STATED GOAL ::
Every entry below should be printed exactly, without its images.

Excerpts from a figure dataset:
▼

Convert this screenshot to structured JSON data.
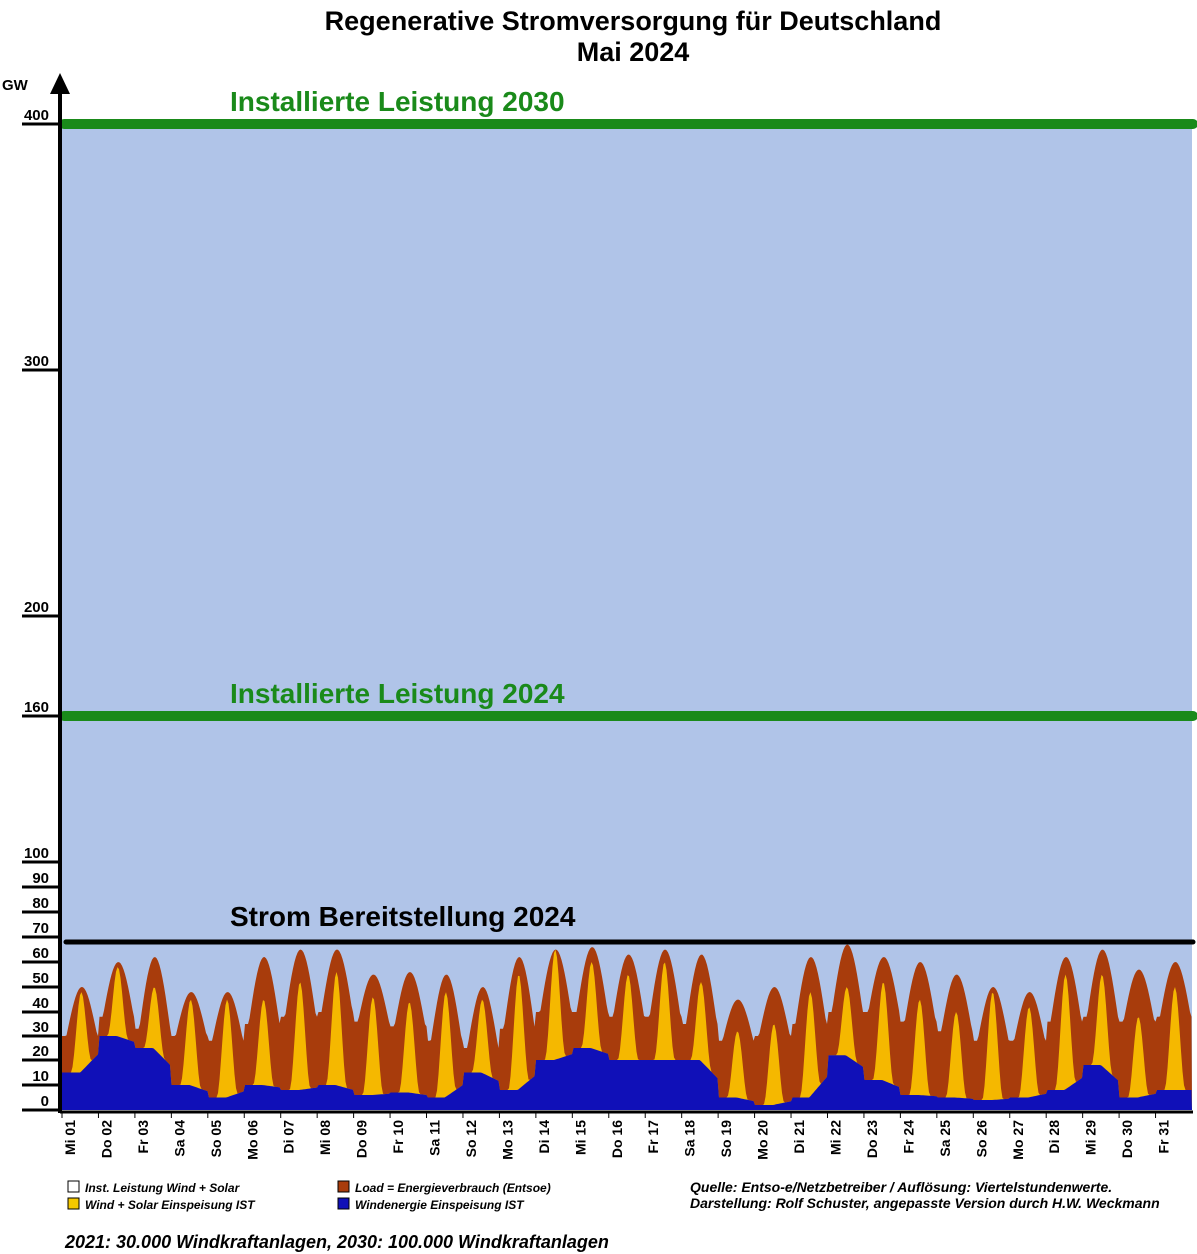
{
  "chart_data": {
    "type": "area",
    "title": "Regenerative Stromversorgung für Deutschland",
    "subtitle": "Mai 2024",
    "ylabel": "GW",
    "ylim": [
      0,
      400
    ],
    "yticks": [
      "0",
      "10",
      "20",
      "30",
      "40",
      "50",
      "60",
      "70",
      "80",
      "90",
      "100",
      "160",
      "200",
      "300",
      "400"
    ],
    "categories": [
      "Mi 01",
      "Do 02",
      "Fr 03",
      "Sa 04",
      "So 05",
      "Mo 06",
      "Di 07",
      "Mi 08",
      "Do 09",
      "Fr 10",
      "Sa 11",
      "So 12",
      "Mo 13",
      "Di 14",
      "Mi 15",
      "Do 16",
      "Fr 17",
      "Sa 18",
      "So 19",
      "Mo 20",
      "Di 21",
      "Mi 22",
      "Do 23",
      "Fr 24",
      "Sa 25",
      "So 26",
      "Mo 27",
      "Di 28",
      "Mi 29",
      "Do 30",
      "Fr 31"
    ],
    "reference_lines": [
      {
        "value": 400,
        "label": "Installierte Leistung 2030",
        "color": "#1a8a1a"
      },
      {
        "value": 160,
        "label": "Installierte Leistung 2024",
        "color": "#1a8a1a"
      },
      {
        "value": 68,
        "label": "Strom Bereitstellung 2024",
        "color": "#000000"
      }
    ],
    "series": [
      {
        "name": "Load = Energieverbrauch (Entsoe)",
        "color": "#a83c0c",
        "day_max": [
          50,
          60,
          62,
          48,
          48,
          62,
          65,
          65,
          55,
          56,
          55,
          50,
          62,
          65,
          66,
          63,
          65,
          63,
          45,
          50,
          62,
          67,
          62,
          60,
          55,
          50,
          48,
          62,
          65,
          57,
          60
        ],
        "day_min": [
          30,
          38,
          33,
          30,
          28,
          35,
          38,
          40,
          36,
          34,
          28,
          25,
          33,
          40,
          40,
          38,
          38,
          35,
          28,
          30,
          35,
          40,
          40,
          36,
          32,
          28,
          28,
          36,
          38,
          36,
          38
        ]
      },
      {
        "name": "Wind + Solar Einspeisung IST",
        "color": "#f5b800",
        "day_peak": [
          48,
          58,
          50,
          45,
          45,
          45,
          52,
          56,
          46,
          44,
          48,
          45,
          55,
          65,
          60,
          55,
          60,
          52,
          32,
          35,
          48,
          50,
          52,
          45,
          40,
          48,
          42,
          55,
          55,
          38,
          50
        ]
      },
      {
        "name": "Windenergie Einspeisung IST",
        "color": "#1010b8",
        "day_values": [
          15,
          30,
          25,
          10,
          5,
          10,
          8,
          10,
          6,
          7,
          5,
          15,
          8,
          20,
          25,
          20,
          20,
          20,
          5,
          2,
          5,
          22,
          12,
          6,
          5,
          4,
          5,
          8,
          18,
          5,
          8
        ]
      },
      {
        "name": "Inst. Leistung Wind + Solar",
        "color": "#b0c4e8"
      }
    ],
    "legend": [
      {
        "label": "Inst. Leistung Wind + Solar",
        "color": "#ffffff"
      },
      {
        "label": "Wind + Solar Einspeisung IST",
        "color": "#f5c800"
      },
      {
        "label": "Load = Energieverbrauch (Entsoe)",
        "color": "#a83c0c"
      },
      {
        "label": "Windenergie Einspeisung IST",
        "color": "#1010b8"
      }
    ],
    "source_lines": [
      "Quelle: Entso-e/Netzbetreiber / Auflösung: Viertelstundenwerte.",
      "Darstellung: Rolf Schuster, angepasste Version durch H.W. Weckmann"
    ],
    "footnote": "2021: 30.000 Windkraftanlagen, 2030: 100.000 Windkraftanlagen"
  }
}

▲

SOLUTION ::
Convert this screenshot to structured JSON data.
{
  "chart_data": {
    "type": "area",
    "title": "Regenerative Stromversorgung für Deutschland",
    "subtitle": "Mai 2024",
    "ylabel": "GW",
    "ylim": [
      0,
      400
    ],
    "yticks": [
      "0",
      "10",
      "20",
      "30",
      "40",
      "50",
      "60",
      "70",
      "80",
      "90",
      "100",
      "160",
      "200",
      "300",
      "400"
    ],
    "categories": [
      "Mi 01",
      "Do 02",
      "Fr 03",
      "Sa 04",
      "So 05",
      "Mo 06",
      "Di 07",
      "Mi 08",
      "Do 09",
      "Fr 10",
      "Sa 11",
      "So 12",
      "Mo 13",
      "Di 14",
      "Mi 15",
      "Do 16",
      "Fr 17",
      "Sa 18",
      "So 19",
      "Mo 20",
      "Di 21",
      "Mi 22",
      "Do 23",
      "Fr 24",
      "Sa 25",
      "So 26",
      "Mo 27",
      "Di 28",
      "Mi 29",
      "Do 30",
      "Fr 31"
    ],
    "reference_lines": [
      {
        "value": 400,
        "label": "Installierte Leistung 2030",
        "color": "#1a8a1a"
      },
      {
        "value": 160,
        "label": "Installierte Leistung 2024",
        "color": "#1a8a1a"
      },
      {
        "value": 68,
        "label": "Strom Bereitstellung 2024",
        "color": "#000000"
      }
    ],
    "series": [
      {
        "name": "Load = Energieverbrauch (Entsoe)",
        "color": "#a83c0c",
        "day_max": [
          50,
          60,
          62,
          48,
          48,
          62,
          65,
          65,
          55,
          56,
          55,
          50,
          62,
          65,
          66,
          63,
          65,
          63,
          45,
          50,
          62,
          67,
          62,
          60,
          55,
          50,
          48,
          62,
          65,
          57,
          60
        ],
        "day_min": [
          30,
          38,
          33,
          30,
          28,
          35,
          38,
          40,
          36,
          34,
          28,
          25,
          33,
          40,
          40,
          38,
          38,
          35,
          28,
          30,
          35,
          40,
          40,
          36,
          32,
          28,
          28,
          36,
          38,
          36,
          38
        ]
      },
      {
        "name": "Wind + Solar Einspeisung IST",
        "color": "#f5b800",
        "day_peak": [
          48,
          58,
          50,
          45,
          45,
          45,
          52,
          56,
          46,
          44,
          48,
          45,
          55,
          65,
          60,
          55,
          60,
          52,
          32,
          35,
          48,
          50,
          52,
          45,
          40,
          48,
          42,
          55,
          55,
          38,
          50
        ]
      },
      {
        "name": "Windenergie Einspeisung IST",
        "color": "#1010b8",
        "day_values": [
          15,
          30,
          25,
          10,
          5,
          10,
          8,
          10,
          6,
          7,
          5,
          15,
          8,
          20,
          25,
          20,
          20,
          20,
          5,
          2,
          5,
          22,
          12,
          6,
          5,
          4,
          5,
          8,
          18,
          5,
          8
        ]
      },
      {
        "name": "Inst. Leistung Wind + Solar",
        "color": "#b0c4e8"
      }
    ],
    "legend": [
      {
        "label": "Inst. Leistung Wind + Solar",
        "color": "#ffffff"
      },
      {
        "label": "Wind + Solar Einspeisung IST",
        "color": "#f5c800"
      },
      {
        "label": "Load = Energieverbrauch (Entsoe)",
        "color": "#a83c0c"
      },
      {
        "label": "Windenergie Einspeisung IST",
        "color": "#1010b8"
      }
    ],
    "source_lines": [
      "Quelle: Entso-e/Netzbetreiber / Auflösung: Viertelstundenwerte.",
      "Darstellung: Rolf Schuster, angepasste Version durch H.W. Weckmann"
    ],
    "footnote": "2021: 30.000 Windkraftanlagen, 2030: 100.000 Windkraftanlagen"
  }
}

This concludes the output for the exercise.